*THE REQUEST*. Determine which lines of the records include the word "Push", and copy them.
+-------+
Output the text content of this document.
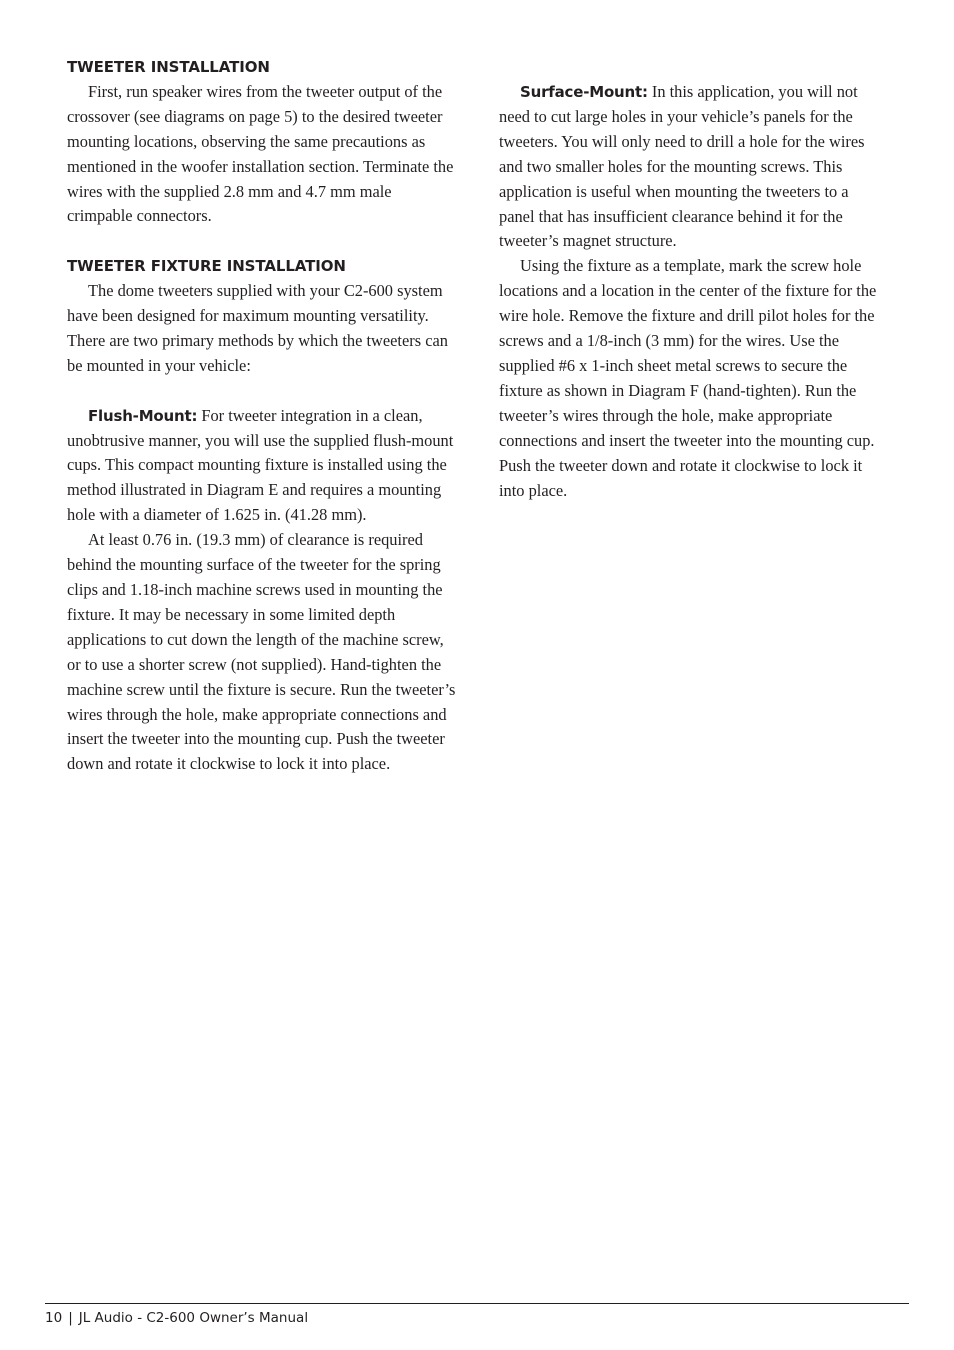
TWEETER INSTALLATION

First, run speaker wires from the tweeter output of the crossover (see diagrams on page 5) to the desired tweeter mounting locations, observing the same precautions as mentioned in the woofer installation section. Terminate the wires with the supplied 2.8 mm and 4.7 mm male crimpable connectors.

TWEETER FIXTURE INSTALLATION

The dome tweeters supplied with your C2-600 system have been designed for maximum mounting versatility. There are two primary methods by which the tweeters can be mounted in your vehicle:

Flush-Mount: For tweeter integration in a clean, unobtrusive manner, you will use the supplied flush-mount cups. This compact mounting fixture is installed using the method illustrated in Diagram E and requires a mounting hole with a diameter of 1.625 in. (41.28 mm).

At least 0.76 in. (19.3 mm) of clearance is required behind the mounting surface of the tweeter for the spring clips and 1.18-inch machine screws used in mounting the fixture. It may be necessary in some limited depth applications to cut down the length of the machine screw, or to use a shorter screw (not supplied). Hand-tighten the machine screw until the fixture is secure. Run the tweeter’s wires through the hole, make appropriate connections and insert the tweeter into the mounting cup. Push the tweeter down and rotate it clockwise to lock it into place.

Surface-Mount: In this application, you will not need to cut large holes in your vehicle’s panels for the tweeters. You will only need to drill a hole for the wires and two smaller holes for the mounting screws. This application is useful when mounting the tweeters to a panel that has insufficient clearance behind it for the tweeter’s magnet structure.

Using the fixture as a template, mark the screw hole locations and a location in the center of the fixture for the wire hole. Remove the fixture and drill pilot holes for the screws and a 1/8-inch (3 mm) for the wires. Use the supplied #6 x 1-inch sheet metal screws to secure the fixture as shown in Diagram F (hand-tighten). Run the tweeter’s wires through the hole, make appropriate connections and insert the tweeter into the mounting cup. Push the tweeter down and rotate it clockwise to lock it into place.

10 | JL Audio - C2-600 Owner’s Manual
+-------+
*PROBLEM SOLUTION*.
At least 0.76 in. (19.3 mm) of clearance is required behind the mounting surface of the tweeter for the spring clips and 1.18-inch machine screws used in mounting the fixture. It may be necessary in some limited depth applications to cut down the length of the machine screw, or to use a shorter screw (not supplied). Hand-tighten the machine screw until the fixture is secure. Run the tweeter’s wires through the hole, make appropriate connections and insert the tweeter into the mounting cup. Push the tweeter down and rotate it clockwise to lock it into place.
Using the fixture as a template, mark the screw hole locations and a location in the center of the fixture for the wire hole. Remove the fixture and drill pilot holes for the screws and a 1/8-inch (3 mm) for the wires. Use the supplied #6 x 1-inch sheet metal screws to secure the fixture as shown in Diagram F (hand-tighten). Run the tweeter’s wires through the hole, make appropriate connections and insert the tweeter into the mounting cup. Push the tweeter down and rotate it clockwise to lock it into place.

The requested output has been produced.